Supplied material ::
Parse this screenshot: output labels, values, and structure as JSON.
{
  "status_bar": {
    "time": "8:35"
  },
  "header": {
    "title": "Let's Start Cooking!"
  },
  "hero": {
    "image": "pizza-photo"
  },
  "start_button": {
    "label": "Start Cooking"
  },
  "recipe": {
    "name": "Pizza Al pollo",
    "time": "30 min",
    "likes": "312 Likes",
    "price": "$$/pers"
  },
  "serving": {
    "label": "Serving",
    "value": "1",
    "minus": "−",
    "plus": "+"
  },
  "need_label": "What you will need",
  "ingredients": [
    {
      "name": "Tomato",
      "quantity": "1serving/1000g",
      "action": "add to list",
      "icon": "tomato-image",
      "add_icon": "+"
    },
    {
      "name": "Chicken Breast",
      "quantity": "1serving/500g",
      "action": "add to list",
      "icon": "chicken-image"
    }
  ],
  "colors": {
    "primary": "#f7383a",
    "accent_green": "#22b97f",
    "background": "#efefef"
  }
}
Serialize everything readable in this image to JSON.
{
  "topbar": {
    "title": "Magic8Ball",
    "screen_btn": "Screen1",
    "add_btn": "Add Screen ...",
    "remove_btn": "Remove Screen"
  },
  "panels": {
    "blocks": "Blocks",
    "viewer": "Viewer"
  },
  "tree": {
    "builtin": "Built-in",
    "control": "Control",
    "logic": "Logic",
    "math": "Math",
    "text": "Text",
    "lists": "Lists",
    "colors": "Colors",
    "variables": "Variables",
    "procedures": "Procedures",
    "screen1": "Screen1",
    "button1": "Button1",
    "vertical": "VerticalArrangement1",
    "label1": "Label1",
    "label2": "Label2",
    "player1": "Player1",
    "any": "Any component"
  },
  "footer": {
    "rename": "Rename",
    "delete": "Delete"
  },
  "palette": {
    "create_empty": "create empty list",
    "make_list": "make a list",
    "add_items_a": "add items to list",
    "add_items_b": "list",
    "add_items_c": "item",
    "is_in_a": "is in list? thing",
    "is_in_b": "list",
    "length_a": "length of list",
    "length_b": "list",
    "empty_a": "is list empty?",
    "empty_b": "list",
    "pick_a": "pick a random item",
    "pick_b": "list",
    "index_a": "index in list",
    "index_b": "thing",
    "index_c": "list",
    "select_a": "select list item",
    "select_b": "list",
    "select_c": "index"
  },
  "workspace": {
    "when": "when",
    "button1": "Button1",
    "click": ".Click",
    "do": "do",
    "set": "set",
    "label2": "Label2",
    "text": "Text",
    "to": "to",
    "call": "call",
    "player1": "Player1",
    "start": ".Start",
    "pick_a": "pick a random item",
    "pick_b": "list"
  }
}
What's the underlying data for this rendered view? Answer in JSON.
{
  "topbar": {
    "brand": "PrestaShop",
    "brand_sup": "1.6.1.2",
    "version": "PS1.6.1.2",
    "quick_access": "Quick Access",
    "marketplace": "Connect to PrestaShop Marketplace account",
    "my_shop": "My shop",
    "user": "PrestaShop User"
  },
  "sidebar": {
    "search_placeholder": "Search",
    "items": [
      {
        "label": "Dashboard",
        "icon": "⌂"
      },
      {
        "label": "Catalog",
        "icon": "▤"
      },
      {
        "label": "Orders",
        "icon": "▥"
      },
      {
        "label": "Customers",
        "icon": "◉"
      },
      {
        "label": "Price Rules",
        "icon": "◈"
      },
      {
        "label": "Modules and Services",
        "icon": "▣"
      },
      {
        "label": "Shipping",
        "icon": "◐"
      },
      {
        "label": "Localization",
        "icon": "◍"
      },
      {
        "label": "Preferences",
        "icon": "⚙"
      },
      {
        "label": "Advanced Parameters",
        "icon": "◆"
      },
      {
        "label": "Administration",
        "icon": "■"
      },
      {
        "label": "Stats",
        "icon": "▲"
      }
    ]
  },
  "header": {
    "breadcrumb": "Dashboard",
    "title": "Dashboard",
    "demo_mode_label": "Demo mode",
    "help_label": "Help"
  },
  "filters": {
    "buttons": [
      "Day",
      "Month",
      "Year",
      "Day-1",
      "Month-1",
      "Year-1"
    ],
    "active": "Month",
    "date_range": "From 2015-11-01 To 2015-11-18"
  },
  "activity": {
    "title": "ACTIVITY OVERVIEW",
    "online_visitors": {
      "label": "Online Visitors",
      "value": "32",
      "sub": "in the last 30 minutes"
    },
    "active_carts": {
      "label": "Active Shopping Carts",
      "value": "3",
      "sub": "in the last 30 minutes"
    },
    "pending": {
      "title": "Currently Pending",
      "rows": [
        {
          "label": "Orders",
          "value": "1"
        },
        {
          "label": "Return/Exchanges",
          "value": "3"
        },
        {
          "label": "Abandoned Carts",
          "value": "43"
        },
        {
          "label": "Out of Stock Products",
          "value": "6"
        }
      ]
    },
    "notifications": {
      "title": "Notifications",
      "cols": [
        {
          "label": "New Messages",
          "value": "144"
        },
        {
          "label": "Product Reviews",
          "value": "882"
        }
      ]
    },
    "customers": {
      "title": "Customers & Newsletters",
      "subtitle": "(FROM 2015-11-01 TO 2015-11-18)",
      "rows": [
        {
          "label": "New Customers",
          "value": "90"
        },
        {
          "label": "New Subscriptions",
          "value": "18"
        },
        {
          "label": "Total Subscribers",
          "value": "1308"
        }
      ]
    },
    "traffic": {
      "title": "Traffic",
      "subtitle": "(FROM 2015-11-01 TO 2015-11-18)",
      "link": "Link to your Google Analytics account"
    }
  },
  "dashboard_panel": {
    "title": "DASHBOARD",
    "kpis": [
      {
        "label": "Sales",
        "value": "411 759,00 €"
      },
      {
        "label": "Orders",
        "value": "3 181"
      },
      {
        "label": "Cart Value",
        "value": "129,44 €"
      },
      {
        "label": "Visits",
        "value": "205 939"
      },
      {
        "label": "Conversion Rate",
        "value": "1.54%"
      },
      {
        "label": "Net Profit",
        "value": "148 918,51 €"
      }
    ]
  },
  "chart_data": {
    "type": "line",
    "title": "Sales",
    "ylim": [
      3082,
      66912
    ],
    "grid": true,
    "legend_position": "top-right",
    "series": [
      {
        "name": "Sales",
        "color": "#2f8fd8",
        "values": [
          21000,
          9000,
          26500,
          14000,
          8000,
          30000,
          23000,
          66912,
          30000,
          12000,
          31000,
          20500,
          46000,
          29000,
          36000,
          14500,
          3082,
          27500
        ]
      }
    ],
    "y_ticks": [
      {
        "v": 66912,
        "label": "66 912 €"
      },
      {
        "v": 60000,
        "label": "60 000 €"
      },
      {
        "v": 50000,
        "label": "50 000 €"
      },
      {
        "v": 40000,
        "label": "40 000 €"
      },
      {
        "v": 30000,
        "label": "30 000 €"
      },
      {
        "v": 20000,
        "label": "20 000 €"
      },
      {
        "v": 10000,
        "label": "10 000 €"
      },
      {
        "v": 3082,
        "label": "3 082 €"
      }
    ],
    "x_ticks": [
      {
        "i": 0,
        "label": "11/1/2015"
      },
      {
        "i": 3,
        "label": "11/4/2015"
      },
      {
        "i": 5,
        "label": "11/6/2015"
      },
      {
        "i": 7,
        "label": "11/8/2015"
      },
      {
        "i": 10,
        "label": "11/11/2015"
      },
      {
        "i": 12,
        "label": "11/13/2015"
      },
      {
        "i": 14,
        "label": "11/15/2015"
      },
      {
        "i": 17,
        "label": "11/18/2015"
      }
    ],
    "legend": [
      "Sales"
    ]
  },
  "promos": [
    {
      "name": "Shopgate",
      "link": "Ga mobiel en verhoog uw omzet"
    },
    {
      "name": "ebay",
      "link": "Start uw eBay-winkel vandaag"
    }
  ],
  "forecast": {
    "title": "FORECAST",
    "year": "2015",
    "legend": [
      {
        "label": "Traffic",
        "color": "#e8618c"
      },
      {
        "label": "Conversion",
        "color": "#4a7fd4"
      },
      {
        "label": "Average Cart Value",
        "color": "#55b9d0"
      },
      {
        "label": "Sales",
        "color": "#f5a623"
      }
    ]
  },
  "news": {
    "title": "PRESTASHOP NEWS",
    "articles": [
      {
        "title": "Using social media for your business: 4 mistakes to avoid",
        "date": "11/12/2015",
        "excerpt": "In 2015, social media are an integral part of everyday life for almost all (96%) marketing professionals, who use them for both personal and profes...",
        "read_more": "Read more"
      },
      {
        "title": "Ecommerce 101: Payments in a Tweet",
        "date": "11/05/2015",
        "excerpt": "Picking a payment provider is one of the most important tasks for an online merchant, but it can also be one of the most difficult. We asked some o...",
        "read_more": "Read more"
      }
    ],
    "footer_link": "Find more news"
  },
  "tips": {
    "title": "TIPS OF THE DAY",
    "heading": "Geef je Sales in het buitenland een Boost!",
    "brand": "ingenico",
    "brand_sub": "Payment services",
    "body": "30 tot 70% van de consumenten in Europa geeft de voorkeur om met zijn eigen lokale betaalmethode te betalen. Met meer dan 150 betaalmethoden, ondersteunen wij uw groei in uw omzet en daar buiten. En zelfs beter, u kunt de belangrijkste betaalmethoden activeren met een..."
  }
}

Do this ::
Pull every line containing "What" from the material above.

Solved problem ::
  "need_label": "What you will need",
What's the underlying data for this rendered view? Answer in JSON.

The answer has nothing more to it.